WHAT TO WORK ON – In the entries that follow, find the word "scuole" and report each line it is on.

SUPPLIED RECORDS –
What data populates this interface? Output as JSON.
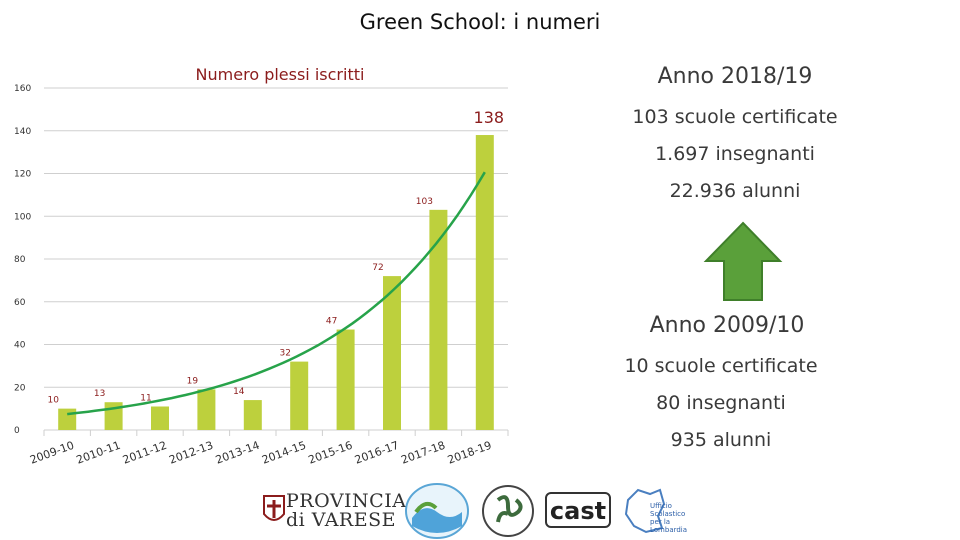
{
  "slide": {
    "title": "Green School: i numeri"
  },
  "chart_data": {
    "type": "bar",
    "title": "Numero plessi iscritti",
    "categories": [
      "2009-10",
      "2010-11",
      "2011-12",
      "2012-13",
      "2013-14",
      "2014-15",
      "2015-16",
      "2016-17",
      "2017-18",
      "2018-19"
    ],
    "values": [
      10,
      13,
      11,
      19,
      14,
      32,
      47,
      72,
      103,
      138
    ],
    "ylim": [
      0,
      160
    ],
    "yticks": [
      0,
      20,
      40,
      60,
      80,
      100,
      120,
      140,
      160
    ],
    "grid": true,
    "trendline": {
      "type": "exponential",
      "color": "#27a34a"
    },
    "colors": {
      "bar": "#bdd03d",
      "label": "#8b1c1c",
      "trend": "#27a34a",
      "grid": "#cfcfcf"
    }
  },
  "info_2018": {
    "title": "Anno 2018/19",
    "lines": [
      "103 scuole certificate",
      "1.697 insegnanti",
      "22.936 alunni"
    ]
  },
  "info_2009": {
    "title": "Anno 2009/10",
    "lines": [
      "10 scuole certificate",
      "80 insegnanti",
      "935 alunni"
    ]
  },
  "arrow": {
    "icon": "up-arrow-icon",
    "color": "#5aa03a"
  },
  "logos": {
    "provincia": "PROVINCIA di VARESE",
    "cast": "cast",
    "ufficio": "Ufficio Scolastico per la Lombardia"
  }
}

RESULT FOR THIS EXERCISE –
      "103 scuole certificate",
      "10 scuole certificate",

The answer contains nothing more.